__Task prompt__: Print each line exactly as it is given.

=== Dataset records ===

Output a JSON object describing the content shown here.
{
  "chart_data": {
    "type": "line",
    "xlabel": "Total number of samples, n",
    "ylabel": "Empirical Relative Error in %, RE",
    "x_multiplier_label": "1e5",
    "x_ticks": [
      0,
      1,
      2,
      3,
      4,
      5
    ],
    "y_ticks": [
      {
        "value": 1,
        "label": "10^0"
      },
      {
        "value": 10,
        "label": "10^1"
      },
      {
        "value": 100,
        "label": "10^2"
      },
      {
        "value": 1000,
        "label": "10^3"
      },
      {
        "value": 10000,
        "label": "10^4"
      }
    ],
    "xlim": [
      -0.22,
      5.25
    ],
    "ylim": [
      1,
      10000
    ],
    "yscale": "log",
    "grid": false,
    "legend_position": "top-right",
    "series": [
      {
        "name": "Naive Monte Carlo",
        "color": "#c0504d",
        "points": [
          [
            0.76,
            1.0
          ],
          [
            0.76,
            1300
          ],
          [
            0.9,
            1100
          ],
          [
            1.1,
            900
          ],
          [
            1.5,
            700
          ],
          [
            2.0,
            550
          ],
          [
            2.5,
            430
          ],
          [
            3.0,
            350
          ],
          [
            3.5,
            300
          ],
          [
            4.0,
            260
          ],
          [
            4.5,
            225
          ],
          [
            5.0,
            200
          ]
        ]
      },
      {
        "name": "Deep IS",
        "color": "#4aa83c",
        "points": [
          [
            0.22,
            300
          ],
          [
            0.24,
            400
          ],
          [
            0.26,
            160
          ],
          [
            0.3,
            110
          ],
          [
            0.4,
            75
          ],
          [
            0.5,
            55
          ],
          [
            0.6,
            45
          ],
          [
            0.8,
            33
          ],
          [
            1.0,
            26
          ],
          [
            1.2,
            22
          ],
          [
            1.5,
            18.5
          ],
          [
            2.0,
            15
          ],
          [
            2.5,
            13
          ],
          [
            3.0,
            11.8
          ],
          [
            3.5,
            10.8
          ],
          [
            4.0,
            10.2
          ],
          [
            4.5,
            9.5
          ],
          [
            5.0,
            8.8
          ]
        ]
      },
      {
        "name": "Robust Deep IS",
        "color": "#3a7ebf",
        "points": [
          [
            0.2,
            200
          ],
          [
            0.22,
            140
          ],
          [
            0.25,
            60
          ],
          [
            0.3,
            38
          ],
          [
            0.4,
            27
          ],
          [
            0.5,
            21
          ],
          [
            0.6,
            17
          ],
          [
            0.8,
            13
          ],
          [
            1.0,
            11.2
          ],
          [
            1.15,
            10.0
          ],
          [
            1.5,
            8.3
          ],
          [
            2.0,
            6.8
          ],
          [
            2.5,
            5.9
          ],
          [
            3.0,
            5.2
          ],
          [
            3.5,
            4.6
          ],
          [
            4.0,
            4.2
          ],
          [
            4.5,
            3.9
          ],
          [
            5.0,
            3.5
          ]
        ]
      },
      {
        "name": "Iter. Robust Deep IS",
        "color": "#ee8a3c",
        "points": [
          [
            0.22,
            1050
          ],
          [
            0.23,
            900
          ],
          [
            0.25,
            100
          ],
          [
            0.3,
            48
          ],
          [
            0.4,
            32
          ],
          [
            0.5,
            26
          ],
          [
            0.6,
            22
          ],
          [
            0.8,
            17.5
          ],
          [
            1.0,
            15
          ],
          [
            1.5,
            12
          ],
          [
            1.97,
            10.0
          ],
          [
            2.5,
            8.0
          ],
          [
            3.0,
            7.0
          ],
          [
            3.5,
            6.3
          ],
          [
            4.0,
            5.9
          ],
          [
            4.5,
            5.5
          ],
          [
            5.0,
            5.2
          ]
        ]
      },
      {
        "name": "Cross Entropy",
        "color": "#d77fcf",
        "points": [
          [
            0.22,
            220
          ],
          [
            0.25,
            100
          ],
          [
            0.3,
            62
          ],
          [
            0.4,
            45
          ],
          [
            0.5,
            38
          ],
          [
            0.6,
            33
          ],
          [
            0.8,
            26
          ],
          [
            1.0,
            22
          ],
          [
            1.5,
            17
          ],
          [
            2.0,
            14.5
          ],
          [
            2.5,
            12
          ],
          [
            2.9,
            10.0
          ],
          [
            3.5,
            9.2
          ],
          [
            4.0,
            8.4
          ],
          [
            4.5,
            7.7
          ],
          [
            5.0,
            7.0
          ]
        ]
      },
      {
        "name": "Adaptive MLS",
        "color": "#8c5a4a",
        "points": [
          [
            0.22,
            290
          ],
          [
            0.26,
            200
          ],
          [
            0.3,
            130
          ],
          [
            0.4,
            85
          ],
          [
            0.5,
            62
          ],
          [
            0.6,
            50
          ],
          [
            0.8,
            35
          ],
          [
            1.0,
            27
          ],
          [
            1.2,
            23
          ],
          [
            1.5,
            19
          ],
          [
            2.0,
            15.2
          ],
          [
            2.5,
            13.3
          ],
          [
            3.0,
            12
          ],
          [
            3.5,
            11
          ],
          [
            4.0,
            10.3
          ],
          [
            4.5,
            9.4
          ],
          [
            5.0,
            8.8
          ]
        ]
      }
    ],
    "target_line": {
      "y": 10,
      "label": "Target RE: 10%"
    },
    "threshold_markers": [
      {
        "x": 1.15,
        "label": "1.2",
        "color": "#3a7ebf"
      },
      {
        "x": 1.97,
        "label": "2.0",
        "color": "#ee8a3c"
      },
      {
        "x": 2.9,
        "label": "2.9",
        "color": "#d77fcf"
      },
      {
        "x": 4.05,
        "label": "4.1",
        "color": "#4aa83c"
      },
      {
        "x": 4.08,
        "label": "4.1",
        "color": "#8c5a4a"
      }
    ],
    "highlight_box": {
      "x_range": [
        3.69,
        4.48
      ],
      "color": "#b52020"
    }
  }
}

===

__Output of the task__:
Output a JSON object describing the content shown here.
{
  "chart_data": {
    "type": "line",
    "xlabel": "Total number of samples, n",
    "ylabel": "Empirical Relative Error in %, RE",
    "x_multiplier_label": "1e5",
    "x_ticks": [
      0,
      1,
      2,
      3,
      4,
      5
    ],
    "y_ticks": [
      {
        "value": 1,
        "label": "10^0"
      },
      {
        "value": 10,
        "label": "10^1"
      },
      {
        "value": 100,
        "label": "10^2"
      },
      {
        "value": 1000,
        "label": "10^3"
      },
      {
        "value": 10000,
        "label": "10^4"
      }
    ],
    "xlim": [
      -0.22,
      5.25
    ],
    "ylim": [
      1,
      10000
    ],
    "yscale": "log",
    "grid": false,
    "legend_position": "top-right",
    "series": [
      {
        "name": "Naive Monte Carlo",
        "color": "#c0504d",
        "points": [
          [
            0.76,
            1.0
          ],
          [
            0.76,
            1300
          ],
          [
            0.9,
            1100
          ],
          [
            1.1,
            900
          ],
          [
            1.5,
            700
          ],
          [
            2.0,
            550
          ],
          [
            2.5,
            430
          ],
          [
            3.0,
            350
          ],
          [
            3.5,
            300
          ],
          [
            4.0,
            260
          ],
          [
            4.5,
            225
          ],
          [
            5.0,
            200
          ]
        ]
      },
      {
        "name": "Deep IS",
        "color": "#4aa83c",
        "points": [
          [
            0.22,
            300
          ],
          [
            0.24,
            400
          ],
          [
            0.26,
            160
          ],
          [
            0.3,
            110
          ],
          [
            0.4,
            75
          ],
          [
            0.5,
            55
          ],
          [
            0.6,
            45
          ],
          [
            0.8,
            33
          ],
          [
            1.0,
            26
          ],
          [
            1.2,
            22
          ],
          [
            1.5,
            18.5
          ],
          [
            2.0,
            15
          ],
          [
            2.5,
            13
          ],
          [
            3.0,
            11.8
          ],
          [
            3.5,
            10.8
          ],
          [
            4.0,
            10.2
          ],
          [
            4.5,
            9.5
          ],
          [
            5.0,
            8.8
          ]
        ]
      },
      {
        "name": "Robust Deep IS",
        "color": "#3a7ebf",
        "points": [
          [
            0.2,
            200
          ],
          [
            0.22,
            140
          ],
          [
            0.25,
            60
          ],
          [
            0.3,
            38
          ],
          [
            0.4,
            27
          ],
          [
            0.5,
            21
          ],
          [
            0.6,
            17
          ],
          [
            0.8,
            13
          ],
          [
            1.0,
            11.2
          ],
          [
            1.15,
            10.0
          ],
          [
            1.5,
            8.3
          ],
          [
            2.0,
            6.8
          ],
          [
            2.5,
            5.9
          ],
          [
            3.0,
            5.2
          ],
          [
            3.5,
            4.6
          ],
          [
            4.0,
            4.2
          ],
          [
            4.5,
            3.9
          ],
          [
            5.0,
            3.5
          ]
        ]
      },
      {
        "name": "Iter. Robust Deep IS",
        "color": "#ee8a3c",
        "points": [
          [
            0.22,
            1050
          ],
          [
            0.23,
            900
          ],
          [
            0.25,
            100
          ],
          [
            0.3,
            48
          ],
          [
            0.4,
            32
          ],
          [
            0.5,
            26
          ],
          [
            0.6,
            22
          ],
          [
            0.8,
            17.5
          ],
          [
            1.0,
            15
          ],
          [
            1.5,
            12
          ],
          [
            1.97,
            10.0
          ],
          [
            2.5,
            8.0
          ],
          [
            3.0,
            7.0
          ],
          [
            3.5,
            6.3
          ],
          [
            4.0,
            5.9
          ],
          [
            4.5,
            5.5
          ],
          [
            5.0,
            5.2
          ]
        ]
      },
      {
        "name": "Cross Entropy",
        "color": "#d77fcf",
        "points": [
          [
            0.22,
            220
          ],
          [
            0.25,
            100
          ],
          [
            0.3,
            62
          ],
          [
            0.4,
            45
          ],
          [
            0.5,
            38
          ],
          [
            0.6,
            33
          ],
          [
            0.8,
            26
          ],
          [
            1.0,
            22
          ],
          [
            1.5,
            17
          ],
          [
            2.0,
            14.5
          ],
          [
            2.5,
            12
          ],
          [
            2.9,
            10.0
          ],
          [
            3.5,
            9.2
          ],
          [
            4.0,
            8.4
          ],
          [
            4.5,
            7.7
          ],
          [
            5.0,
            7.0
          ]
        ]
      },
      {
        "name": "Adaptive MLS",
        "color": "#8c5a4a",
        "points": [
          [
            0.22,
            290
          ],
          [
            0.26,
            200
          ],
          [
            0.3,
            130
          ],
          [
            0.4,
            85
          ],
          [
            0.5,
            62
          ],
          [
            0.6,
            50
          ],
          [
            0.8,
            35
          ],
          [
            1.0,
            27
          ],
          [
            1.2,
            23
          ],
          [
            1.5,
            19
          ],
          [
            2.0,
            15.2
          ],
          [
            2.5,
            13.3
          ],
          [
            3.0,
            12
          ],
          [
            3.5,
            11
          ],
          [
            4.0,
            10.3
          ],
          [
            4.5,
            9.4
          ],
          [
            5.0,
            8.8
          ]
        ]
      }
    ],
    "target_line": {
      "y": 10,
      "label": "Target RE: 10%"
    },
    "threshold_markers": [
      {
        "x": 1.15,
        "label": "1.2",
        "color": "#3a7ebf"
      },
      {
        "x": 1.97,
        "label": "2.0",
        "color": "#ee8a3c"
      },
      {
        "x": 2.9,
        "label": "2.9",
        "color": "#d77fcf"
      },
      {
        "x": 4.05,
        "label": "4.1",
        "color": "#4aa83c"
      },
      {
        "x": 4.08,
        "label": "4.1",
        "color": "#8c5a4a"
      }
    ],
    "highlight_box": {
      "x_range": [
        3.69,
        4.48
      ],
      "color": "#b52020"
    }
  }
}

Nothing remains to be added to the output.